* Your task *
Would you copy out the whole listing exactly as given?

* Given information *
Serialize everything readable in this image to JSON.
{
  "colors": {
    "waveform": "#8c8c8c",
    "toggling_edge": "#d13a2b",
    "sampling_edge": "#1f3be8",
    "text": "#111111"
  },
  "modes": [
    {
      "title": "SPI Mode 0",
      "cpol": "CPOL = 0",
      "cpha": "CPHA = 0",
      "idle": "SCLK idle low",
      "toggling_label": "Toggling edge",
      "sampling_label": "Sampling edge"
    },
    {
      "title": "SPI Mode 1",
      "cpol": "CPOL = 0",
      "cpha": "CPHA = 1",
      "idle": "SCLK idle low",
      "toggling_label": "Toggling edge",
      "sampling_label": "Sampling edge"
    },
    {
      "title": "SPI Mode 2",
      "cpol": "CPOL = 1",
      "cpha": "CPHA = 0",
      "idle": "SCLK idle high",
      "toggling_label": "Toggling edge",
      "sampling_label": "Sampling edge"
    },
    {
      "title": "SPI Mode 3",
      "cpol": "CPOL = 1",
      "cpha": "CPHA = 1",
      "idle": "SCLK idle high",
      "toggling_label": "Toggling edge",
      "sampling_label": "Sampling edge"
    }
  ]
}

* Complete output *
Serialize everything readable in this image to JSON.
{
  "colors": {
    "waveform": "#8c8c8c",
    "toggling_edge": "#d13a2b",
    "sampling_edge": "#1f3be8",
    "text": "#111111"
  },
  "modes": [
    {
      "title": "SPI Mode 0",
      "cpol": "CPOL = 0",
      "cpha": "CPHA = 0",
      "idle": "SCLK idle low",
      "toggling_label": "Toggling edge",
      "sampling_label": "Sampling edge"
    },
    {
      "title": "SPI Mode 1",
      "cpol": "CPOL = 0",
      "cpha": "CPHA = 1",
      "idle": "SCLK idle low",
      "toggling_label": "Toggling edge",
      "sampling_label": "Sampling edge"
    },
    {
      "title": "SPI Mode 2",
      "cpol": "CPOL = 1",
      "cpha": "CPHA = 0",
      "idle": "SCLK idle high",
      "toggling_label": "Toggling edge",
      "sampling_label": "Sampling edge"
    },
    {
      "title": "SPI Mode 3",
      "cpol": "CPOL = 1",
      "cpha": "CPHA = 1",
      "idle": "SCLK idle high",
      "toggling_label": "Toggling edge",
      "sampling_label": "Sampling edge"
    }
  ]
}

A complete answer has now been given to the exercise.